*YOUR OBJECTIVE*. Copy every line that holds "birth".

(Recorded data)
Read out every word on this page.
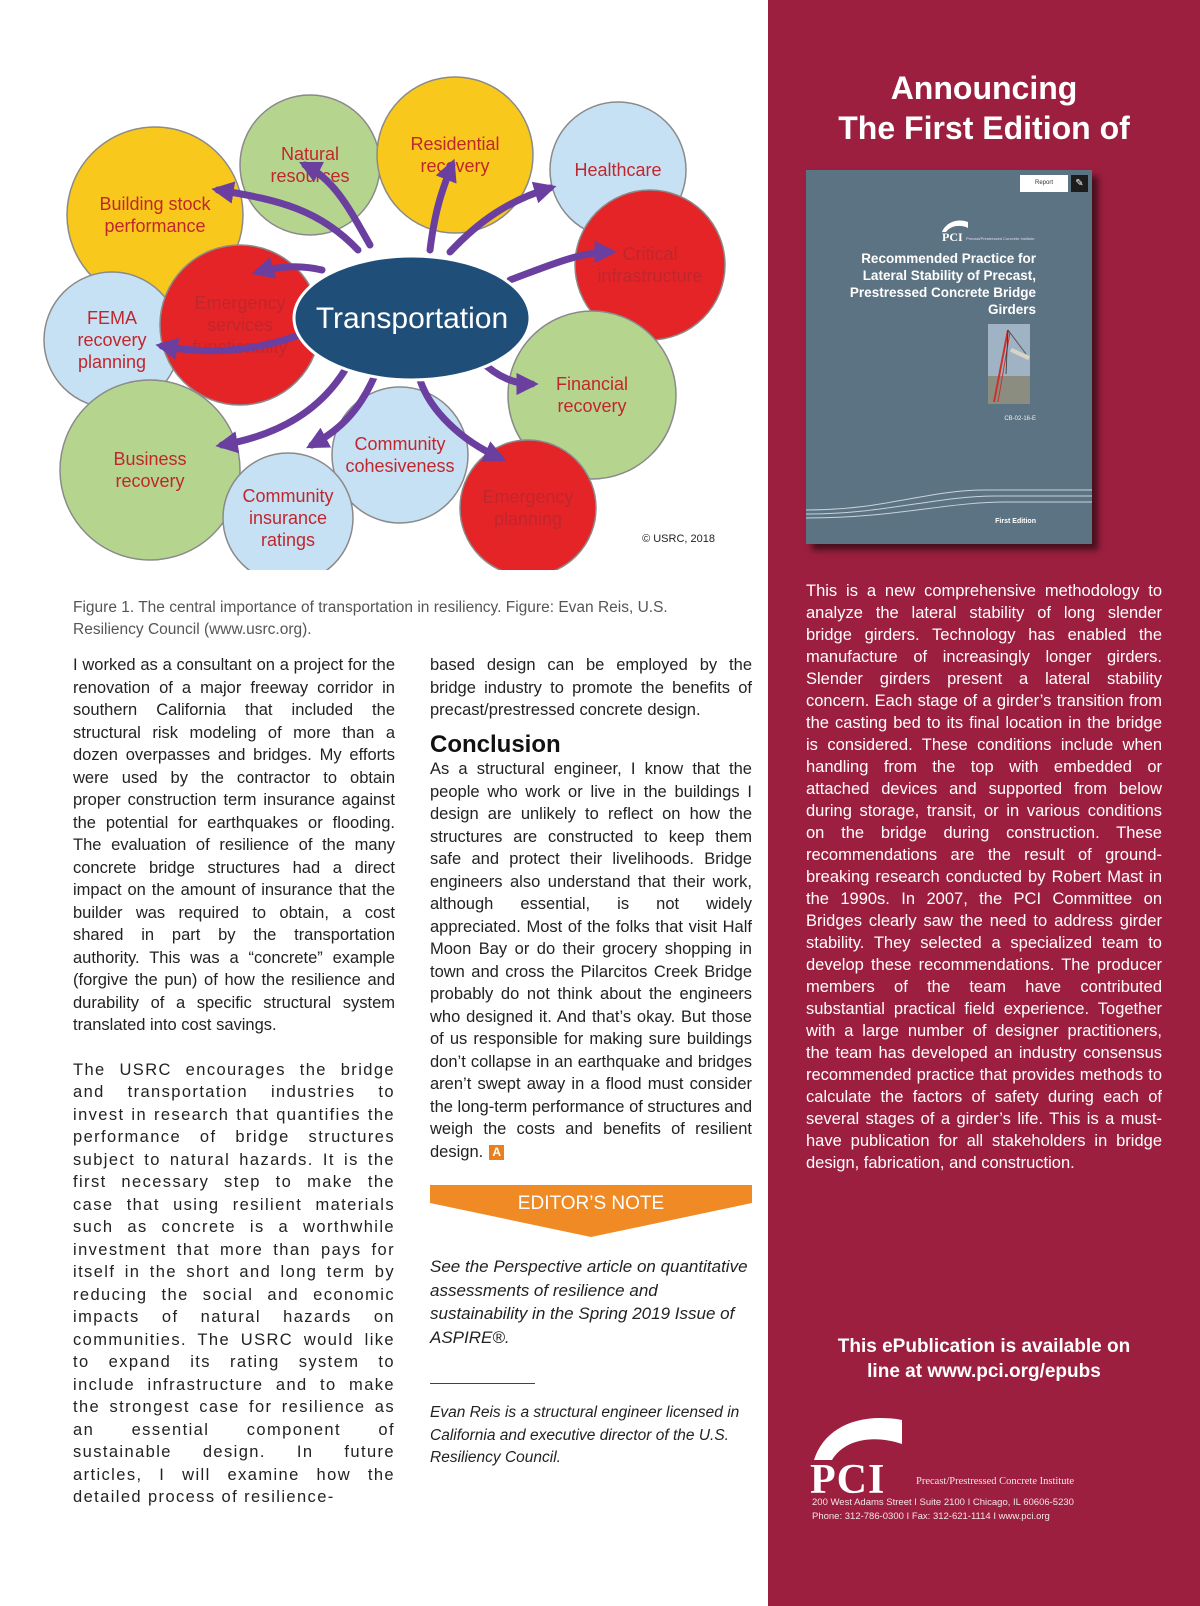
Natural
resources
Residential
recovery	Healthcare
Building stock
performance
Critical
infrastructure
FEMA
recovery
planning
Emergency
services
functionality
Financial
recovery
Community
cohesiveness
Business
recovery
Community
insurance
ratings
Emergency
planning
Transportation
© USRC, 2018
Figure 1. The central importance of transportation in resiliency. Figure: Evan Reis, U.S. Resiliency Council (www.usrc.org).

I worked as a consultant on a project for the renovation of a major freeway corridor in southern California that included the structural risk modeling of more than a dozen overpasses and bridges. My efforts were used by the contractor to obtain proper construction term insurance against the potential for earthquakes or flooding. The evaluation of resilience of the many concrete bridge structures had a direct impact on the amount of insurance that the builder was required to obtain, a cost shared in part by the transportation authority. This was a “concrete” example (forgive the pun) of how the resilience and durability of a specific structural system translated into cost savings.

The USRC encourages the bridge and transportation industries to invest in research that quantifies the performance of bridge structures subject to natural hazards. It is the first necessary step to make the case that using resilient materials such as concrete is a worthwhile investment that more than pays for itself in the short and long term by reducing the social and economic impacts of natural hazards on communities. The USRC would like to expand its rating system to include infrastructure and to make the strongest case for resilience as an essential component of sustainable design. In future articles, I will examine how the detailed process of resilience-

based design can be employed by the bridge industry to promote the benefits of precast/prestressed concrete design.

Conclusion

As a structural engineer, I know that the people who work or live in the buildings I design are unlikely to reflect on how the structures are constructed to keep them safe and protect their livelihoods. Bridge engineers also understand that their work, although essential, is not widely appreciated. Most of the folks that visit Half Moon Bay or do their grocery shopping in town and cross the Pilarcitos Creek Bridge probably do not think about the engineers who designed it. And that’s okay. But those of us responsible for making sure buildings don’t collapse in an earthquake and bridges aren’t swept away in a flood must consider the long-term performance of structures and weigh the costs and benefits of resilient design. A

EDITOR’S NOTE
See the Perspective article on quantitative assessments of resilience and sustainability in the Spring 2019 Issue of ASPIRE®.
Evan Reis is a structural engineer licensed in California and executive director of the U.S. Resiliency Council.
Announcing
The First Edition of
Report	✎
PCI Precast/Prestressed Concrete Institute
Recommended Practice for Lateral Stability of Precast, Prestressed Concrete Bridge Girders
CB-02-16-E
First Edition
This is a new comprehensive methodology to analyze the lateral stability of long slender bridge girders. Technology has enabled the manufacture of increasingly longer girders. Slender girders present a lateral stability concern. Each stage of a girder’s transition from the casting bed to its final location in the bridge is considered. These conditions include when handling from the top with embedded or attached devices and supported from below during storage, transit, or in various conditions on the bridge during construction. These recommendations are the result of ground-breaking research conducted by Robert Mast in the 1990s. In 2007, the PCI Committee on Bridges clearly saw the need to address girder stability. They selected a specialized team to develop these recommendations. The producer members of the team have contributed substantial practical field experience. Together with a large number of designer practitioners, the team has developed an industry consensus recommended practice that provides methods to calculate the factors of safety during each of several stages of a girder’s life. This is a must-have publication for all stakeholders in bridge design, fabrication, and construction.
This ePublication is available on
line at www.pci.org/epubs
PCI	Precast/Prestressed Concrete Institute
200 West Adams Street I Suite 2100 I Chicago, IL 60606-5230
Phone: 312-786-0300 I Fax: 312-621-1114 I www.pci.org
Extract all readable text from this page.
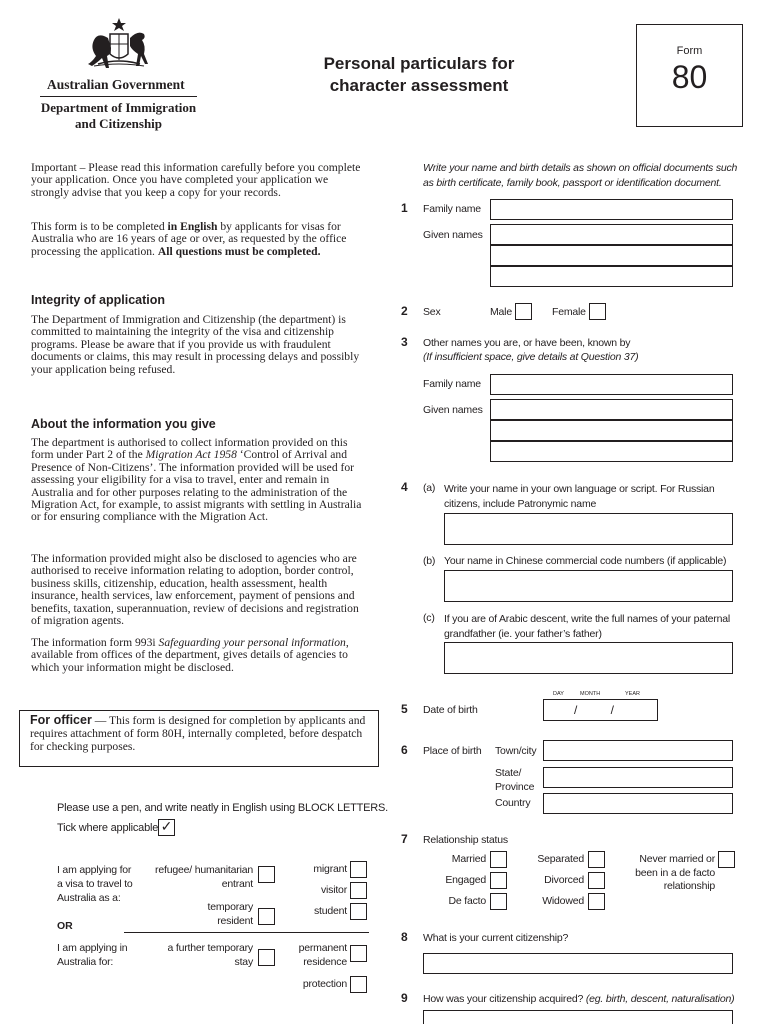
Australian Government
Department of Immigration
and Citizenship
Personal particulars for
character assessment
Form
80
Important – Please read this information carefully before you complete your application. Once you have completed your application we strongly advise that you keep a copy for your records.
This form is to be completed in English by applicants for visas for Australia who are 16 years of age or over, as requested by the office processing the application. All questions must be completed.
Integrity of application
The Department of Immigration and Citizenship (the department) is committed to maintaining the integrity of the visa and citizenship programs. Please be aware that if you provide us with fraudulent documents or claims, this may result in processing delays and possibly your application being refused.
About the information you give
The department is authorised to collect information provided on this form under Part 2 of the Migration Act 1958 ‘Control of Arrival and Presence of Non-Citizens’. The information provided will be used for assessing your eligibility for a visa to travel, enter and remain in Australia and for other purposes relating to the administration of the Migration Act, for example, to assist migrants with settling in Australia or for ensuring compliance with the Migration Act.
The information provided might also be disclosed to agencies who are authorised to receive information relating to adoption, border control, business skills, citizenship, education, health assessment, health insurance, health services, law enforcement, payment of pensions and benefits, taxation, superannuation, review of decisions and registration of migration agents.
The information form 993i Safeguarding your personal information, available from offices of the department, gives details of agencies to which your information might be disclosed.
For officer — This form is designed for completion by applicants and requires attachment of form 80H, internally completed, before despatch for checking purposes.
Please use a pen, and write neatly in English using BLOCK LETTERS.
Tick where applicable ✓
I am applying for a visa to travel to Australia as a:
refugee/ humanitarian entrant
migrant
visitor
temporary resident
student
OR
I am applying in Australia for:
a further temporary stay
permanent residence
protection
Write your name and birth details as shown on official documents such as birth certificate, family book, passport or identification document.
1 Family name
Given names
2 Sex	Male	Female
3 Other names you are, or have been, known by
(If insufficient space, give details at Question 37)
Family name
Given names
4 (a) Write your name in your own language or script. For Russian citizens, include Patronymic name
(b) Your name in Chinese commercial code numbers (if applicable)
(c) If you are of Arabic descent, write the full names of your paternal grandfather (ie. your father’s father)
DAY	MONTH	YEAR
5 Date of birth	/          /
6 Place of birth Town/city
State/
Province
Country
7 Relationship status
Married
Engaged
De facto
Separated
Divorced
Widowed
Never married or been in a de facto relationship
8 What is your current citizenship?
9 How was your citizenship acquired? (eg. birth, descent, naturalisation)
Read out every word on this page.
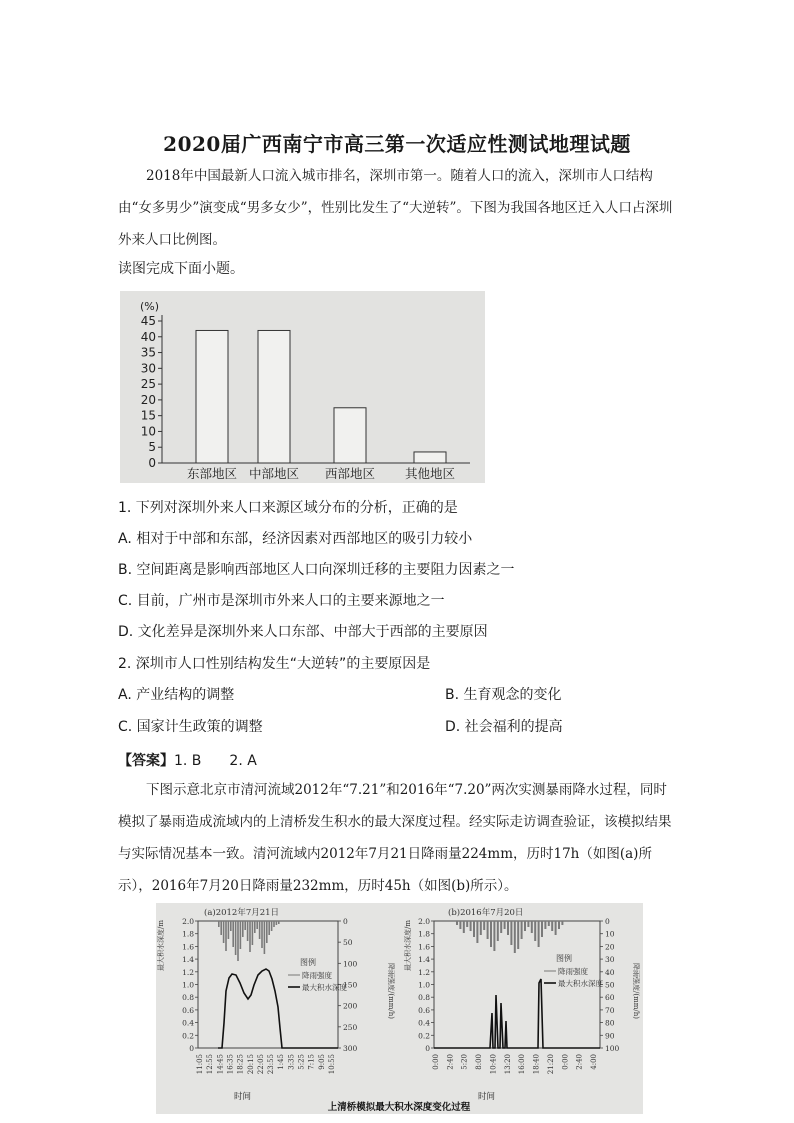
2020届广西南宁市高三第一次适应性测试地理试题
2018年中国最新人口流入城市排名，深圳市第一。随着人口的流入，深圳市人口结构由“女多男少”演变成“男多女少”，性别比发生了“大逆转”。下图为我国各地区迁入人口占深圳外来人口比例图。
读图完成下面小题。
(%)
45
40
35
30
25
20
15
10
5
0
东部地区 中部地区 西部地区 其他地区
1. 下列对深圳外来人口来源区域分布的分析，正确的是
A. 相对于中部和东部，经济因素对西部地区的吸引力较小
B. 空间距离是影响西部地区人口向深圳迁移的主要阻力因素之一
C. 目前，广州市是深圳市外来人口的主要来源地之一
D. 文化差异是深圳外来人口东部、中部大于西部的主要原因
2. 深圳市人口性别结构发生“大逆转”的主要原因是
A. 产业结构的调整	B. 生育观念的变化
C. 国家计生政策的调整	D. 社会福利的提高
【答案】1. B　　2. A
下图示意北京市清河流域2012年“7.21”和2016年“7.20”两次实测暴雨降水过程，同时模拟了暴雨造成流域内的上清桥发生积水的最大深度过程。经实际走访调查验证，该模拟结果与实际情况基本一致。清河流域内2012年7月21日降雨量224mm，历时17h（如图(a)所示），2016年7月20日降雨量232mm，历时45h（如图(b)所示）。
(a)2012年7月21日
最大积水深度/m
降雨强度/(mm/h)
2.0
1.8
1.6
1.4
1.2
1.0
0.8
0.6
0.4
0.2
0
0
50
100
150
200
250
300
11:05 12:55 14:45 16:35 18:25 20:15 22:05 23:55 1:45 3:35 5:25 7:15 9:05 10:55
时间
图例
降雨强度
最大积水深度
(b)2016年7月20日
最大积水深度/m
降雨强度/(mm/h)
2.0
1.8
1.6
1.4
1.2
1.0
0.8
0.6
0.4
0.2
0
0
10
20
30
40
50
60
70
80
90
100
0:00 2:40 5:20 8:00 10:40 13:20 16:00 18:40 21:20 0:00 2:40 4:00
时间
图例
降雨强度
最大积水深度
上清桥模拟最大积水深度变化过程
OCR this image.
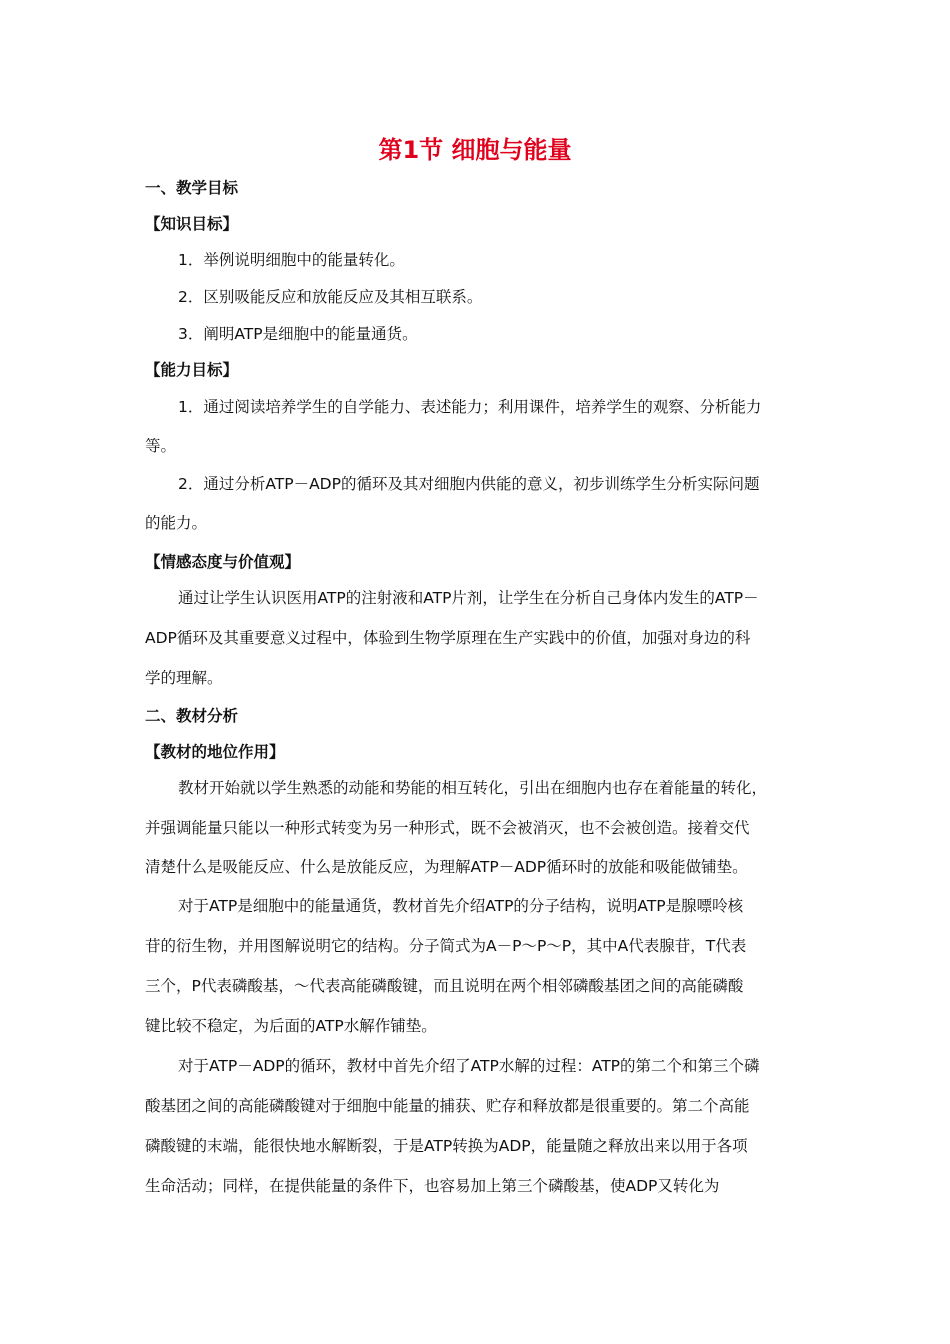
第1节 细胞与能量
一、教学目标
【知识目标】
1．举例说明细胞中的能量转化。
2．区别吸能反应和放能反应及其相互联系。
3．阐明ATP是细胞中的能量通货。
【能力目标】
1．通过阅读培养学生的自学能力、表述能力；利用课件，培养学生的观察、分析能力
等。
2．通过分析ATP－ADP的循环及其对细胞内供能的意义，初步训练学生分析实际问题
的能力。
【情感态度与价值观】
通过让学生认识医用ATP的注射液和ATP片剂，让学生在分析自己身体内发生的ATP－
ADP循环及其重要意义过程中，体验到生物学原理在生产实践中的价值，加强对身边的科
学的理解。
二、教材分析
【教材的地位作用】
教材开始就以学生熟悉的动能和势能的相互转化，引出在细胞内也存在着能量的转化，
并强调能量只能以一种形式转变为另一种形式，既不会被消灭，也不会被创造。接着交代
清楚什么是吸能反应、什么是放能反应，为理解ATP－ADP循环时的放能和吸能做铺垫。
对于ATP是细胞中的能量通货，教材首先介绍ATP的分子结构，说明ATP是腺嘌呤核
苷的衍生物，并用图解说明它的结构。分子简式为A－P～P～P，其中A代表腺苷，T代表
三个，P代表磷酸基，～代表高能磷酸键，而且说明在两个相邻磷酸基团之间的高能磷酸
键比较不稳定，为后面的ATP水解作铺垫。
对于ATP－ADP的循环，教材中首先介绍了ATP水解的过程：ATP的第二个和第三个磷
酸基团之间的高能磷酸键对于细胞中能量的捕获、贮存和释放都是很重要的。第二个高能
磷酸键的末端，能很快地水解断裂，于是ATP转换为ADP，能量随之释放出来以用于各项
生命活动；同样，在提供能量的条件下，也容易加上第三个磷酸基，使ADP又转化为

*FULL RESPONSE*.
Write your name and birth details as shown on official documents such as birth certificate, family book, passport or identification document.
5 Date of birth	/          /
6 Place of birth Town/city
9 How was your citizenship acquired? (eg. birth, descent, naturalisation)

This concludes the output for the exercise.